Data listing:
-*-*-

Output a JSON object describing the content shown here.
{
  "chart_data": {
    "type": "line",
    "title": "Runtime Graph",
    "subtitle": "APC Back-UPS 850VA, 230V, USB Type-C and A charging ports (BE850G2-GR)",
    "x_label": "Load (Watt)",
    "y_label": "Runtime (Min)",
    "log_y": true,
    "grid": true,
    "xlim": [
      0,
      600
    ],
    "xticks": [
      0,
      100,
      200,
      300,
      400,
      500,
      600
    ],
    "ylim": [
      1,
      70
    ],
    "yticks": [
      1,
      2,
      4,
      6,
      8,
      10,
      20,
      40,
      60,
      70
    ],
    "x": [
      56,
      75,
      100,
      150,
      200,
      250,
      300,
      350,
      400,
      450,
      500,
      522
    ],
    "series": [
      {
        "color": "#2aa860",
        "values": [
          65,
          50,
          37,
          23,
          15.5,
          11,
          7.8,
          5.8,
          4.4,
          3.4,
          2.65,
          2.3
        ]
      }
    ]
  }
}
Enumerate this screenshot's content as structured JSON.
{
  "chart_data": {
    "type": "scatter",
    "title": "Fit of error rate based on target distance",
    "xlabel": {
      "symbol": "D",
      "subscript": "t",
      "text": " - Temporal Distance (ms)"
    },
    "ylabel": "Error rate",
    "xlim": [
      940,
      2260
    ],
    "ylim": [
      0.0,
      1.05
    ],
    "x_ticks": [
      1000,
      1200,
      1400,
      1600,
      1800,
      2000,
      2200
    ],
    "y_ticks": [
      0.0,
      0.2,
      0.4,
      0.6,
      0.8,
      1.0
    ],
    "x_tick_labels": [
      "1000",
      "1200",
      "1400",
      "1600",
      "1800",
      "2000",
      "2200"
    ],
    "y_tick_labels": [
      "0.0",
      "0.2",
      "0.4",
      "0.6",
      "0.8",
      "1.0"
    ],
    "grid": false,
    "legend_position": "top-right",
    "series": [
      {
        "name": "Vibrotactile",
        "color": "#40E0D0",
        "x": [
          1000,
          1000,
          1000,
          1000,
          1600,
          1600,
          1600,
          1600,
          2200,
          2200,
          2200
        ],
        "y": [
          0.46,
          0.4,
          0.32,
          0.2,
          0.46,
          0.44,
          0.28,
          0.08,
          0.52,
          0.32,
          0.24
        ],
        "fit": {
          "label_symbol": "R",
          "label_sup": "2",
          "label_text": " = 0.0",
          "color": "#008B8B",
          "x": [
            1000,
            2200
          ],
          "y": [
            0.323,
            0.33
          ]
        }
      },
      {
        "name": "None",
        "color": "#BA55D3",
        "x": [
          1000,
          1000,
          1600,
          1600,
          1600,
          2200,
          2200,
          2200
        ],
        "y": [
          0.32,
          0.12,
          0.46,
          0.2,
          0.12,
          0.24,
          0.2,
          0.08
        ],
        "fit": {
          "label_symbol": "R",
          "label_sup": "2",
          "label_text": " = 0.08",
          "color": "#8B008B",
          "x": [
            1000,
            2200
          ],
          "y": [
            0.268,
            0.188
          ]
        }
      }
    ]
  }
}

-*-*-

Task to carry out: From the data above, gather every line that includes the word "JSON".

Task answer:
Output a JSON object describing the content shown here.
Enumerate this screenshot's content as structured JSON.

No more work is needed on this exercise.